# Task instructions
For the data below, report only the number of lines containing the string "additional".
★ ★ ★ ★ ★ ★ ★
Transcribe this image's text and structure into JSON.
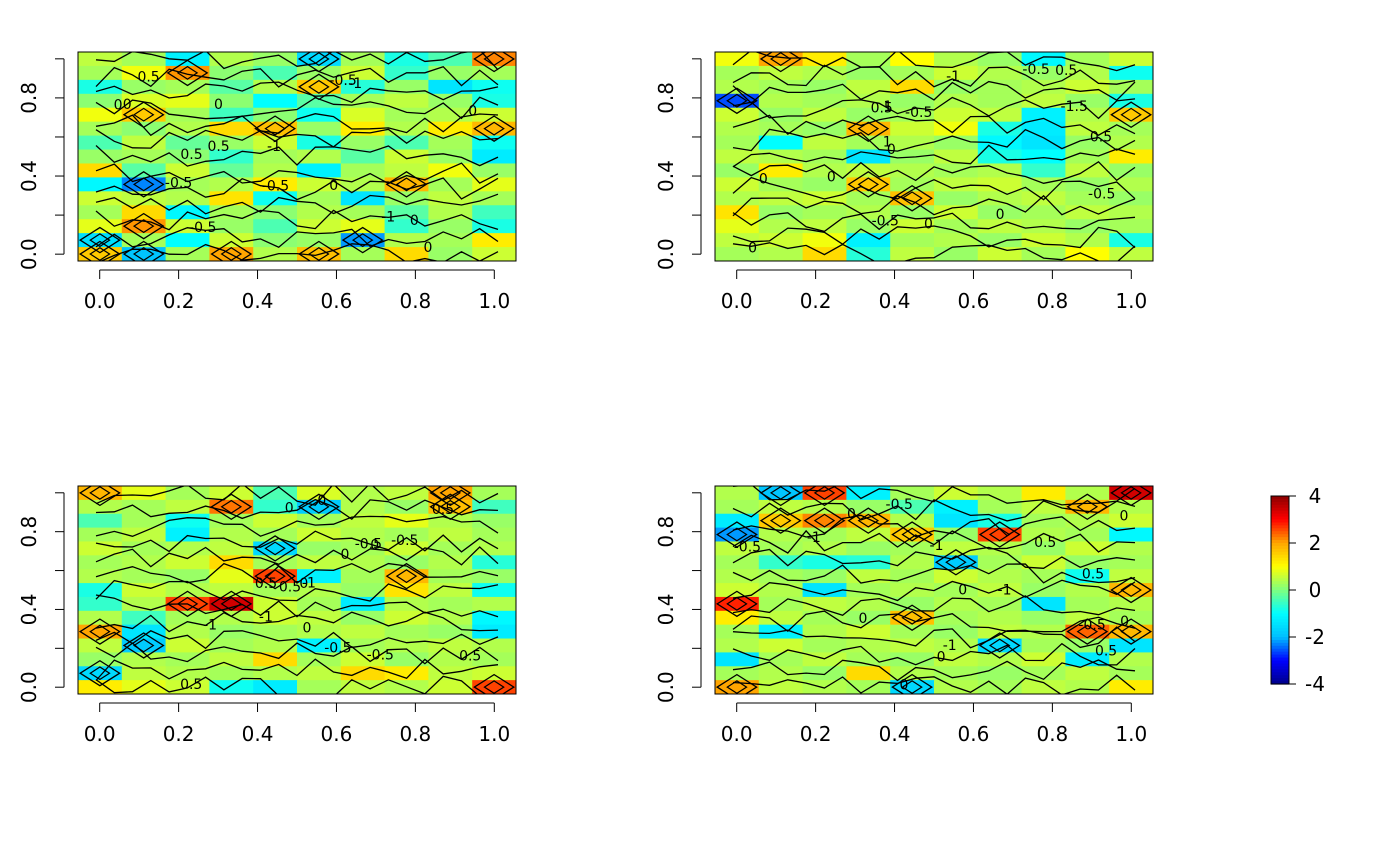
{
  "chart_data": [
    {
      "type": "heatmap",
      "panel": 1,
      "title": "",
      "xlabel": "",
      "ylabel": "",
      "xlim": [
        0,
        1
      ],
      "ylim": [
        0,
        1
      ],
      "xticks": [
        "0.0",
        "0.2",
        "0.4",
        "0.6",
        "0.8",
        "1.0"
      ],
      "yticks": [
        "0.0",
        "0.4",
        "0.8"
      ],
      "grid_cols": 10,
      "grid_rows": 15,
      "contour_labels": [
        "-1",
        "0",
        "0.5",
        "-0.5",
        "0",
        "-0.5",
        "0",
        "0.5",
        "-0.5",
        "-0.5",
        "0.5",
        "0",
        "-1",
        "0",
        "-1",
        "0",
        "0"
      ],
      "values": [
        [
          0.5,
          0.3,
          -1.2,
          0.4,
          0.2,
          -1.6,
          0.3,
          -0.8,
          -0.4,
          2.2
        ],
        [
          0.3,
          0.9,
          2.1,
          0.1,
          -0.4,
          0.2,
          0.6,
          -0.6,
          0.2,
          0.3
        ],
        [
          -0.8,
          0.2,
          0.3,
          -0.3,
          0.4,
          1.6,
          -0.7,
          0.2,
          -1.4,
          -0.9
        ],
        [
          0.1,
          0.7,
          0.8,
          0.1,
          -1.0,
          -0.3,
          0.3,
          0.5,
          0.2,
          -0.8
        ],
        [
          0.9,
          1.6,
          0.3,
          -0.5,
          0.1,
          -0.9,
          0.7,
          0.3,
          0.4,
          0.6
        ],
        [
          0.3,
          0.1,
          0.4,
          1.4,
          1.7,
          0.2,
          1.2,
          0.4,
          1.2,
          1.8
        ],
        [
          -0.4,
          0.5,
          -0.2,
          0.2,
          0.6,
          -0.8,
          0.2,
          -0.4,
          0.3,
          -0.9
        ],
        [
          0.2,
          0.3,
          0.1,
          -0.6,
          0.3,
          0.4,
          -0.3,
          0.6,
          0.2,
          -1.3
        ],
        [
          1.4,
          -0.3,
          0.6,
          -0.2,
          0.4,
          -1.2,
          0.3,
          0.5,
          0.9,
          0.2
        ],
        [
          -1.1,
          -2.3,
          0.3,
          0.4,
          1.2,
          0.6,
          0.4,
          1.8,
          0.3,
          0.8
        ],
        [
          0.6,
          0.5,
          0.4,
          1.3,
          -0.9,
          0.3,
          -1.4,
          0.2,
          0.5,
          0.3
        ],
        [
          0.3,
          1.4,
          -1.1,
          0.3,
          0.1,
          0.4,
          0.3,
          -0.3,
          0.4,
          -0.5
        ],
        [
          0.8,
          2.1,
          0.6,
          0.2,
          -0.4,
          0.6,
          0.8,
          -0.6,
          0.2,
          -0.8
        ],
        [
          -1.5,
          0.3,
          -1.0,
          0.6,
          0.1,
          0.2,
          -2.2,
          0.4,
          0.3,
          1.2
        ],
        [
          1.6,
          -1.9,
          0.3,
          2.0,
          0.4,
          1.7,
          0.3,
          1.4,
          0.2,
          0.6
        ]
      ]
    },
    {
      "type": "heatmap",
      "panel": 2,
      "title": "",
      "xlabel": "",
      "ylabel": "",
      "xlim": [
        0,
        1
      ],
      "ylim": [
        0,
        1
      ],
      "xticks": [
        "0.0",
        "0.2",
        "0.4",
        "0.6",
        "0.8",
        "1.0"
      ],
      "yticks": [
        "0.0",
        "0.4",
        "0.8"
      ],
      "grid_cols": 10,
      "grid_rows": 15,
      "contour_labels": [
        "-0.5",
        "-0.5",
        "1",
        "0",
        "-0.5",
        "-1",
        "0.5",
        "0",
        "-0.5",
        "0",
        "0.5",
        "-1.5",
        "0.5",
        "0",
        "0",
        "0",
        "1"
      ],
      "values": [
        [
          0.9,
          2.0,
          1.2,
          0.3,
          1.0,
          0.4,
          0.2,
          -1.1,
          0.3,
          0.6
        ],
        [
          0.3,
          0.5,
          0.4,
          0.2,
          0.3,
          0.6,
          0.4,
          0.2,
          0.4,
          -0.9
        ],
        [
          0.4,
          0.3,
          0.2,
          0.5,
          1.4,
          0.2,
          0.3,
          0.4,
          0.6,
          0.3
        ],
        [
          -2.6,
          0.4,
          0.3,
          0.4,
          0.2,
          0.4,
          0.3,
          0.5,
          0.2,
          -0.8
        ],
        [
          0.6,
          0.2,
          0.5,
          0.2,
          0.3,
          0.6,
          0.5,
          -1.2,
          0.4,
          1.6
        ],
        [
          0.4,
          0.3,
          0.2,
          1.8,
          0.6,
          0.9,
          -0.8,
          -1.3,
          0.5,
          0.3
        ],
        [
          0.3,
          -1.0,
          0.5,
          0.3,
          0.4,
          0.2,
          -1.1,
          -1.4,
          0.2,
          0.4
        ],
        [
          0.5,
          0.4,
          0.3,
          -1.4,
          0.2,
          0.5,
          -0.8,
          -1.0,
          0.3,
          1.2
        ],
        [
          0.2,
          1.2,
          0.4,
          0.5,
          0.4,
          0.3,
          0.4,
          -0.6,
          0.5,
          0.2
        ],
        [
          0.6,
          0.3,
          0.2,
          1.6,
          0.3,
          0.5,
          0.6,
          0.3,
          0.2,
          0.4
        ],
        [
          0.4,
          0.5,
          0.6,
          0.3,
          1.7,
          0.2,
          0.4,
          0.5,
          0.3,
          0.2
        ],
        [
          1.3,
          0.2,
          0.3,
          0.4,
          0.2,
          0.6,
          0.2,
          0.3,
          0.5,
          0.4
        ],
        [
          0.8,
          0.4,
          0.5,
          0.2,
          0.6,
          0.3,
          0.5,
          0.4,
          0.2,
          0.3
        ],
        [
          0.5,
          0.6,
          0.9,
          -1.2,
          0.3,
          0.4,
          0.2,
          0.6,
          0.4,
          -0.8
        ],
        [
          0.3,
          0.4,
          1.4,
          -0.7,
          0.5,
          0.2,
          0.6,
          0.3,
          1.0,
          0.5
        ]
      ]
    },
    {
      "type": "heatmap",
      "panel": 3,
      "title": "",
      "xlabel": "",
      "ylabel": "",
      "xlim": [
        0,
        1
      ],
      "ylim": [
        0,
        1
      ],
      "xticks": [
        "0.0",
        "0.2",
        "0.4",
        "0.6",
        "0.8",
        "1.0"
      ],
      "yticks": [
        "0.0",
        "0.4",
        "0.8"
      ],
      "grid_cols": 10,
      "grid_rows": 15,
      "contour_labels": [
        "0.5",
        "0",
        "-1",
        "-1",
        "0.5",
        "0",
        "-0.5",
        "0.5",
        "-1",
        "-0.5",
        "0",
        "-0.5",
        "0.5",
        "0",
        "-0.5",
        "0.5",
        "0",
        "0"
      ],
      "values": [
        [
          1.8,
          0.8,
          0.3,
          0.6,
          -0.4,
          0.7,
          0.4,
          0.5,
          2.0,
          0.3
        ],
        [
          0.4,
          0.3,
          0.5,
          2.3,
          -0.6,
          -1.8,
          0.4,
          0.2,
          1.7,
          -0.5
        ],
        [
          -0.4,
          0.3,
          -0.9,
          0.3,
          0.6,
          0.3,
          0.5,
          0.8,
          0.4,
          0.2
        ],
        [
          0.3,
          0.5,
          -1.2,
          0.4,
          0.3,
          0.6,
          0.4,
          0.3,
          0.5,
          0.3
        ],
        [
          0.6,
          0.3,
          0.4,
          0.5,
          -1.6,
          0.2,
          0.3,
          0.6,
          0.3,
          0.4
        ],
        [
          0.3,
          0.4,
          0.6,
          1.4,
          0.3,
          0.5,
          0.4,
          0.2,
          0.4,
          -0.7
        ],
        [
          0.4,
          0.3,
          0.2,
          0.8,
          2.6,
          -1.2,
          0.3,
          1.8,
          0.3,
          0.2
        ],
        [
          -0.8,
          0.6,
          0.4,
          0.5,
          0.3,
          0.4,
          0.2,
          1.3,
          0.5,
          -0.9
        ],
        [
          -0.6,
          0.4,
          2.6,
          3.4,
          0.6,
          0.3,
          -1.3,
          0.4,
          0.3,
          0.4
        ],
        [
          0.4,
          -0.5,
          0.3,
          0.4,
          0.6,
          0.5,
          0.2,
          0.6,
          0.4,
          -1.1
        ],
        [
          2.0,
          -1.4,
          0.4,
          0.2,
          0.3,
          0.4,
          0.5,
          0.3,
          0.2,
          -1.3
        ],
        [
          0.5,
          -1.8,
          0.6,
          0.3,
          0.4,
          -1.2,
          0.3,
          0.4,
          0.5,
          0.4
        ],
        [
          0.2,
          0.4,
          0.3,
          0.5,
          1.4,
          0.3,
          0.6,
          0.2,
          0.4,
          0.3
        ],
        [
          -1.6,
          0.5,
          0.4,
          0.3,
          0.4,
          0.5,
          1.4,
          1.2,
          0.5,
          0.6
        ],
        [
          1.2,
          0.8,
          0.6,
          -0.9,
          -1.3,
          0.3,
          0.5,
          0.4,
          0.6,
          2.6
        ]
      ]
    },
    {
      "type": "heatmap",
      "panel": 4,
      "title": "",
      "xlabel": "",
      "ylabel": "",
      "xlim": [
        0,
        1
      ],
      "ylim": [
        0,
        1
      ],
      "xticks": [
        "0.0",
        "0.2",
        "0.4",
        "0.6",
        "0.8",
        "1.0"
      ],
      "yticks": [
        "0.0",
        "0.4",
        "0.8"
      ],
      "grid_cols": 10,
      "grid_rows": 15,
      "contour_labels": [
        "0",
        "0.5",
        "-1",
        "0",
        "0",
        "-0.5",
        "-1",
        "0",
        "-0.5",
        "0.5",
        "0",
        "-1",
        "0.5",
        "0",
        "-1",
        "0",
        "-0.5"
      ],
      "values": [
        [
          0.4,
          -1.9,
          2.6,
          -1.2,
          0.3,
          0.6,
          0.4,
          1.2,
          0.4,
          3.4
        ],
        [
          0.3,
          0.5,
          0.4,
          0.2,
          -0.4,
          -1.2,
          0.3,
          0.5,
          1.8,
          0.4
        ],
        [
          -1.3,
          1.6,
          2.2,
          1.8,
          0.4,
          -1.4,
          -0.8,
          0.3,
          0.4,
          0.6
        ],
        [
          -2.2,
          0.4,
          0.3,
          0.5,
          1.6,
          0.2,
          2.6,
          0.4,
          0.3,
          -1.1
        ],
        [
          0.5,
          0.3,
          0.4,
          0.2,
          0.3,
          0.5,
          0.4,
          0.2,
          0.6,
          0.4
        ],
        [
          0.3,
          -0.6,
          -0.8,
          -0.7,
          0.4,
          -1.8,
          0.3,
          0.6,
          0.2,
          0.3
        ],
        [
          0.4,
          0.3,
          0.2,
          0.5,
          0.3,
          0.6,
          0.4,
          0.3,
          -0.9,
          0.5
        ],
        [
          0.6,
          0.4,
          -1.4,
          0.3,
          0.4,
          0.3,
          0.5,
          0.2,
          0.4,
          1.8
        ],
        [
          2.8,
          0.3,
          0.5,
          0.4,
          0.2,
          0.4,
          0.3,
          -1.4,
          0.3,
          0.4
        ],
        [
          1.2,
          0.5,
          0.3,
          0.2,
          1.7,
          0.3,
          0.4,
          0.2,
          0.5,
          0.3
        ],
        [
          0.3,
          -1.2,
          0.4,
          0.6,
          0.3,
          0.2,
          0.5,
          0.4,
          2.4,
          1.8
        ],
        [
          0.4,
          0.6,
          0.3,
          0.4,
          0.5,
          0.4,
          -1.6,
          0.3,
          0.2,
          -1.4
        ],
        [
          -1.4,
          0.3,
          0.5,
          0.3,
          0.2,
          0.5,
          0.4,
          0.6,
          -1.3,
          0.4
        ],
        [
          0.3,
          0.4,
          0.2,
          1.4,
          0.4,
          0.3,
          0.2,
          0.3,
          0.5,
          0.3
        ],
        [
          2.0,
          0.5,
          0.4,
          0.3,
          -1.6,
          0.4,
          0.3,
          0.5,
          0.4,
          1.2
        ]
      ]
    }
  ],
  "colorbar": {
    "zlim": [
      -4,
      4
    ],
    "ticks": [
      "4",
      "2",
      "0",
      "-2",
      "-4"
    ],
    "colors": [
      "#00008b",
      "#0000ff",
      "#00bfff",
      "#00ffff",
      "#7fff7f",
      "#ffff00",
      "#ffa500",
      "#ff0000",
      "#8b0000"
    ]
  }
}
★ ★ ★ ★ ★ ★ ★
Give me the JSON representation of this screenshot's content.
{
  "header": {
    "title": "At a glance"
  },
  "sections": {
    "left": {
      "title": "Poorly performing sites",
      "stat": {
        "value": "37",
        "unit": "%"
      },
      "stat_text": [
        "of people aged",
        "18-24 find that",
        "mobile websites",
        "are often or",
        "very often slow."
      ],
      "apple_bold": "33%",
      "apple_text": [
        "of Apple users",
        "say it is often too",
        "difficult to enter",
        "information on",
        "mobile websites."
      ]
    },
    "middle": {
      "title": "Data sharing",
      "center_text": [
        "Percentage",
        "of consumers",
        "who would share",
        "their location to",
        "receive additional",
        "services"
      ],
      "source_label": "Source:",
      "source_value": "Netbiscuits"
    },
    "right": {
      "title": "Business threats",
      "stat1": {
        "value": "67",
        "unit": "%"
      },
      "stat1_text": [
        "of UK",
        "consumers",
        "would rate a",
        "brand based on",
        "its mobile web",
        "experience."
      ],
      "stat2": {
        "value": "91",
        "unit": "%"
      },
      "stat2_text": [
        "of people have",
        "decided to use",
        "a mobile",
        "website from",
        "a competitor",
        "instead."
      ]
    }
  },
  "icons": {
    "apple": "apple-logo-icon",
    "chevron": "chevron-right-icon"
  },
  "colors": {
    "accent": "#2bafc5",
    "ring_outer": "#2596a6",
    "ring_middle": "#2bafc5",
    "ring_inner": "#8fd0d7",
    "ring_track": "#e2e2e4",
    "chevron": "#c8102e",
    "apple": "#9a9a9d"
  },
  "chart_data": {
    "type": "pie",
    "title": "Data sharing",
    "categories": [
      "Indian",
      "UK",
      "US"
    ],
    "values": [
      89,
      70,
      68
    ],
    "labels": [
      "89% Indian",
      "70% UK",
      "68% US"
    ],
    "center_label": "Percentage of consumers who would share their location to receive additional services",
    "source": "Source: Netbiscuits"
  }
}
★ ★ ★ ★ ★ ★ ★
# Worked answer
2